*Directive:* Every line of the material is to be repeated exactly as it stands.

*Provided data:*
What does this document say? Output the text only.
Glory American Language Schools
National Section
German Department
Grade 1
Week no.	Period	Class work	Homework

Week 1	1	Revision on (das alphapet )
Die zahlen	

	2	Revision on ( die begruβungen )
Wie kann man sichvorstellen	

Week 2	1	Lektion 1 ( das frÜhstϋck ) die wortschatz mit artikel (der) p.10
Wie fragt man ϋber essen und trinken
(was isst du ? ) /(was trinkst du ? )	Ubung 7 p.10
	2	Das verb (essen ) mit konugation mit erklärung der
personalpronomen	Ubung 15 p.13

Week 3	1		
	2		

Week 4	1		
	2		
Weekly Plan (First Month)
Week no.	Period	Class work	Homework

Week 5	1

*Result for this task:*
What does this document say? Output the text only.
Glory American Language Schools
National Section
German Department
Grade 1
Week no.	Period	Class work	Homework

Week 1	1	Revision on (das alphapet )
Die zahlen	

	2	Revision on ( die begruβungen )
Wie kann man sichvorstellen	

Week 2	1	Lektion 1 ( das frÜhstϋck ) die wortschatz mit artikel (der) p.10
Wie fragt man ϋber essen und trinken
(was isst du ? ) /(was trinkst du ? )	Ubung 7 p.10
	2	Das verb (essen ) mit konugation mit erklärung der
personalpronomen	Ubung 15 p.13

Week 3	1		
	2		

Week 4	1		
	2		
Weekly Plan (First Month)
Week no.	Period	Class work	Homework

Week 5	1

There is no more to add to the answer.